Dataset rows
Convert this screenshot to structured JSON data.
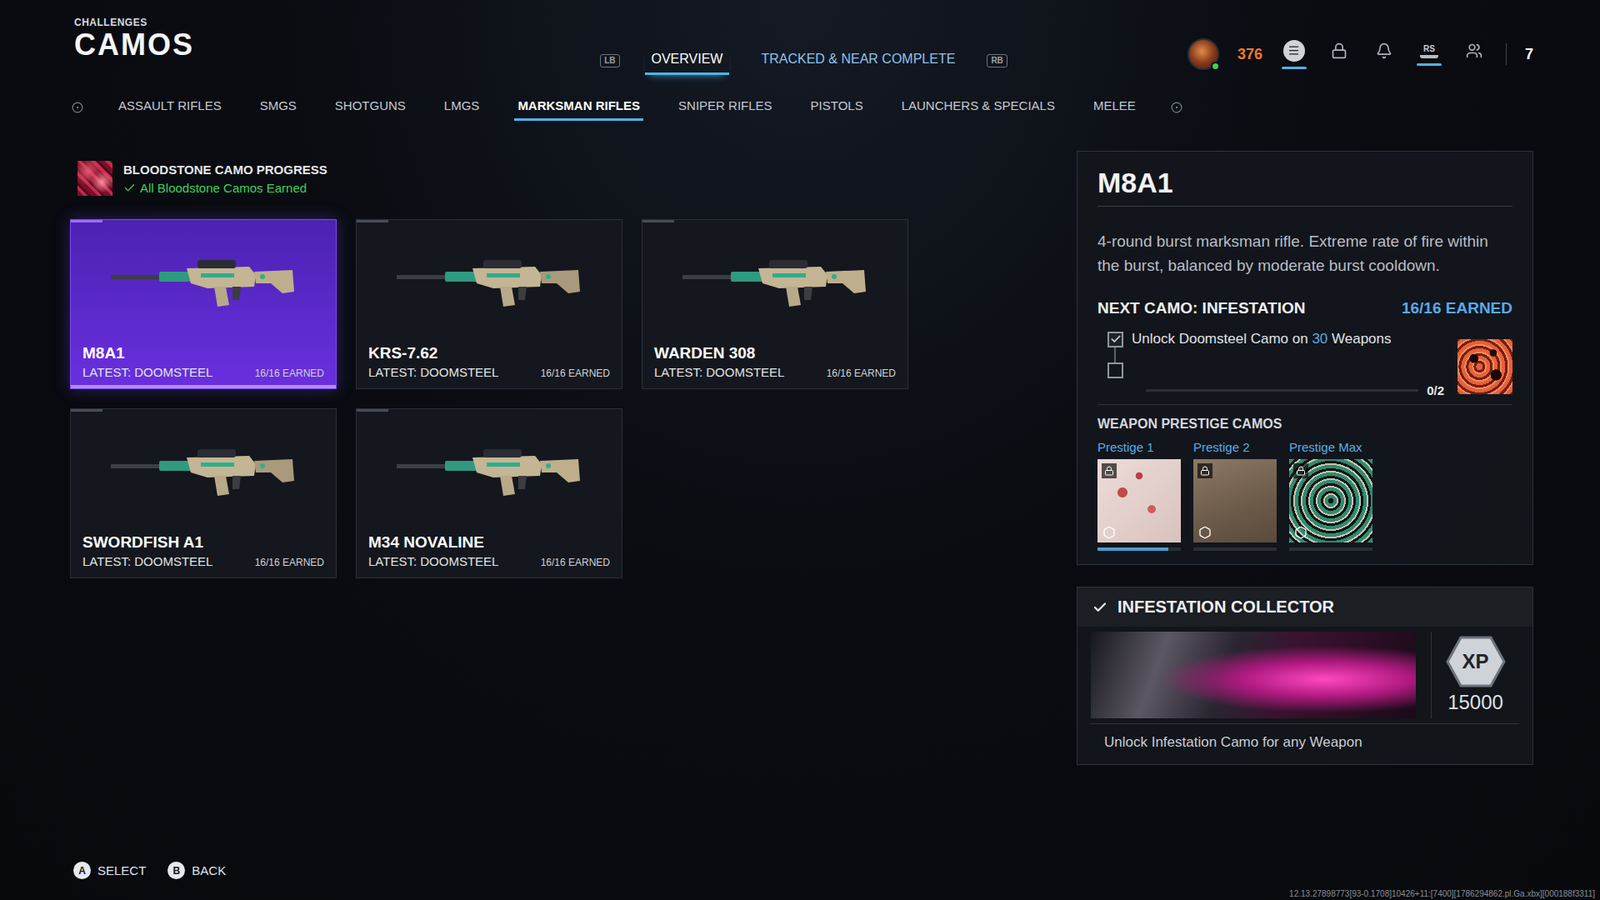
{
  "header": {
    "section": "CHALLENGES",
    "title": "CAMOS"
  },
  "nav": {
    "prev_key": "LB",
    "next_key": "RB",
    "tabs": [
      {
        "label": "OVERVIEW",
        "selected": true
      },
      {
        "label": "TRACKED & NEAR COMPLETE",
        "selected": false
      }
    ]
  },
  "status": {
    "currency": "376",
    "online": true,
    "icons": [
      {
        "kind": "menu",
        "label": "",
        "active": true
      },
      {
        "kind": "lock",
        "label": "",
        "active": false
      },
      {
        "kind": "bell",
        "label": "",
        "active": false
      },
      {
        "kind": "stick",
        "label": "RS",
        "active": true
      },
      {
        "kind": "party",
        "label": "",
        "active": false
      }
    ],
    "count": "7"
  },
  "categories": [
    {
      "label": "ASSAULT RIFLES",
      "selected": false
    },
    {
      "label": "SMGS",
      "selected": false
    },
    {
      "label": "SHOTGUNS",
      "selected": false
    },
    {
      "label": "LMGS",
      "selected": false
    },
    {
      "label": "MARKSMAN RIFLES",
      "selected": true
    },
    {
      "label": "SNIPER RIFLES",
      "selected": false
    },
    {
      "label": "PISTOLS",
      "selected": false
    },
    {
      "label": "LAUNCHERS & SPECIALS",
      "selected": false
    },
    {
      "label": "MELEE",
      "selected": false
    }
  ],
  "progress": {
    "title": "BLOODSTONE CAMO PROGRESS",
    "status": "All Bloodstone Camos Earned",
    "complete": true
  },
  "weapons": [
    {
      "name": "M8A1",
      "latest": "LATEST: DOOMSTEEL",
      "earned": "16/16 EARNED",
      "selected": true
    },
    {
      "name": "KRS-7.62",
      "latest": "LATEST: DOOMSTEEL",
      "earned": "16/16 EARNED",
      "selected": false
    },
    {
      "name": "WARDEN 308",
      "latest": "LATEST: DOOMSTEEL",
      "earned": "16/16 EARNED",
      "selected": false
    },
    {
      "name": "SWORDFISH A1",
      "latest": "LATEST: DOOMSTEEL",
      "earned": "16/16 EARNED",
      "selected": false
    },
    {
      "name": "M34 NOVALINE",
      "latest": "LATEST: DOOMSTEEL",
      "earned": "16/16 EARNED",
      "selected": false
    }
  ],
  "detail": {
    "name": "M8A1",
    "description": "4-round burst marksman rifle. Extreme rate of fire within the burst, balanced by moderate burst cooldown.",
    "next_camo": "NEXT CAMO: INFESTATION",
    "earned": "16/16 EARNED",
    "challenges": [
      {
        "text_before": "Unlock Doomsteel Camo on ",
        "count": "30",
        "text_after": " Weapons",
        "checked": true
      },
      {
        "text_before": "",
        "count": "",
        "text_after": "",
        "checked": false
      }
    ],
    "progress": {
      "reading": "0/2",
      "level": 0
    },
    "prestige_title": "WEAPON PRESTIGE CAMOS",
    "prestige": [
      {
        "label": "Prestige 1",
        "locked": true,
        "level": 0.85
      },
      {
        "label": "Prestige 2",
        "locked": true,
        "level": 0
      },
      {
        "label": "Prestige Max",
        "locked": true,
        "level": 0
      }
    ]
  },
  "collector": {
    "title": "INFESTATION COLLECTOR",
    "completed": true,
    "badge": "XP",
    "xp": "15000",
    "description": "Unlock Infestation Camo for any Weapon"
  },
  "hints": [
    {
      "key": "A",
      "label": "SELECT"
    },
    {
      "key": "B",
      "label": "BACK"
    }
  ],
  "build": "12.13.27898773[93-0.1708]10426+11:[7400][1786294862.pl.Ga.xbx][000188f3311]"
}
* * *
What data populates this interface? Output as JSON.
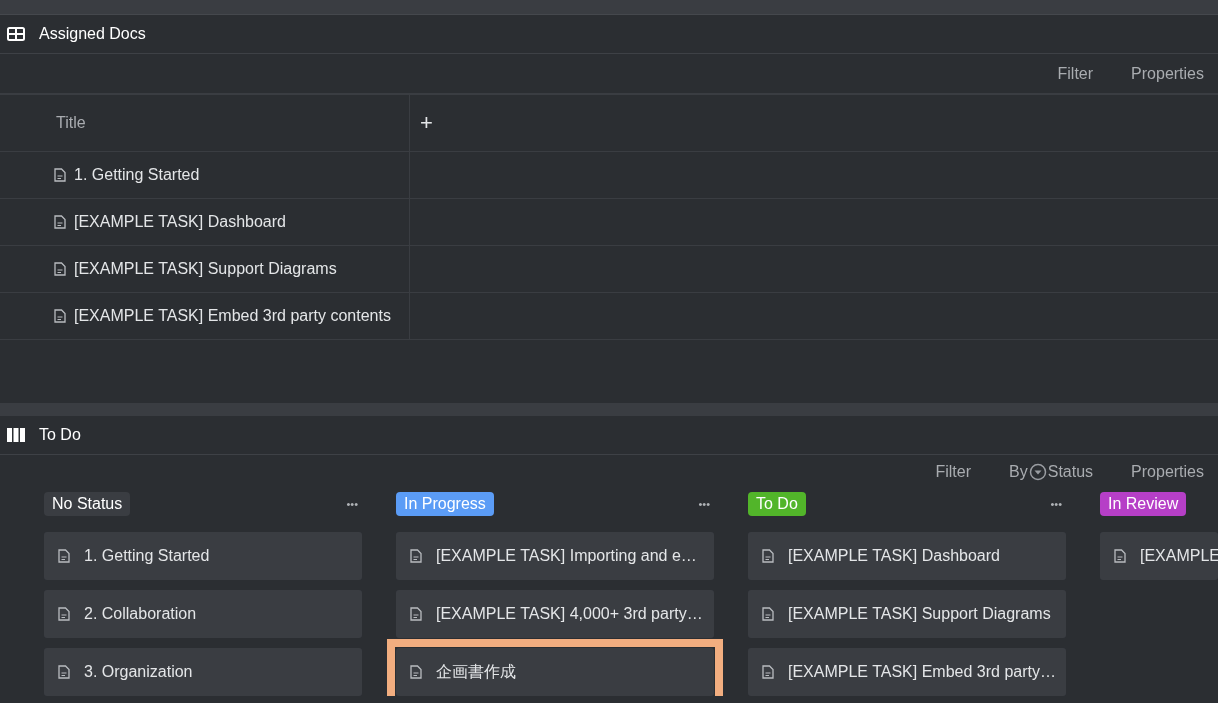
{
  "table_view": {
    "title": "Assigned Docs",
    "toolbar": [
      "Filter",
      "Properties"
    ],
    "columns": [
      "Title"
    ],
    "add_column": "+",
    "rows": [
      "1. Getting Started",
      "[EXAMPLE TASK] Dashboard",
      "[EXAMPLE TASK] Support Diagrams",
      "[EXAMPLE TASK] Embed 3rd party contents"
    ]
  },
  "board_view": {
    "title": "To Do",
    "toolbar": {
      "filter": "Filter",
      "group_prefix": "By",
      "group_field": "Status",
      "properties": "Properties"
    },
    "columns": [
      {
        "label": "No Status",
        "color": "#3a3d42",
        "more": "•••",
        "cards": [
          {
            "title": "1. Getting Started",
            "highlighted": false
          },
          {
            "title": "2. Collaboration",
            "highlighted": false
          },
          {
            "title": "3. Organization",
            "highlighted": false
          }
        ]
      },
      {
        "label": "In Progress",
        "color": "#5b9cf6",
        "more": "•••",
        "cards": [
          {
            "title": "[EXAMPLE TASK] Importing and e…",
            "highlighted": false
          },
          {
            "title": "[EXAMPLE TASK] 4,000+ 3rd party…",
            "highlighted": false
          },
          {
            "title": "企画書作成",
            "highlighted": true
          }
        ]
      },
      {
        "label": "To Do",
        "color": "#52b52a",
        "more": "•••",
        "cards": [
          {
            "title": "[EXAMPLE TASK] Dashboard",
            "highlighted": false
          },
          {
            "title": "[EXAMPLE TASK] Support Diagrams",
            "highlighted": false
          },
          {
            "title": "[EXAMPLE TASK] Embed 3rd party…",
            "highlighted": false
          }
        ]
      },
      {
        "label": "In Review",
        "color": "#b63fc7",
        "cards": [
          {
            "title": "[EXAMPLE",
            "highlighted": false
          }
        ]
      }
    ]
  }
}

** Task requirements **
Pull out every line containing "EXAMPLE".

** The reply **
      "[EXAMPLE TASK] Dashboard",
      "[EXAMPLE TASK] Support Diagrams",
      "[EXAMPLE TASK] Embed 3rd party contents"
            "title": "[EXAMPLE TASK] Importing and e…",
            "title": "[EXAMPLE TASK] 4,000+ 3rd party…",
            "title": "[EXAMPLE TASK] Dashboard",
            "title": "[EXAMPLE TASK] Support Diagrams",
            "title": "[EXAMPLE TASK] Embed 3rd party…",
            "title": "[EXAMPLE",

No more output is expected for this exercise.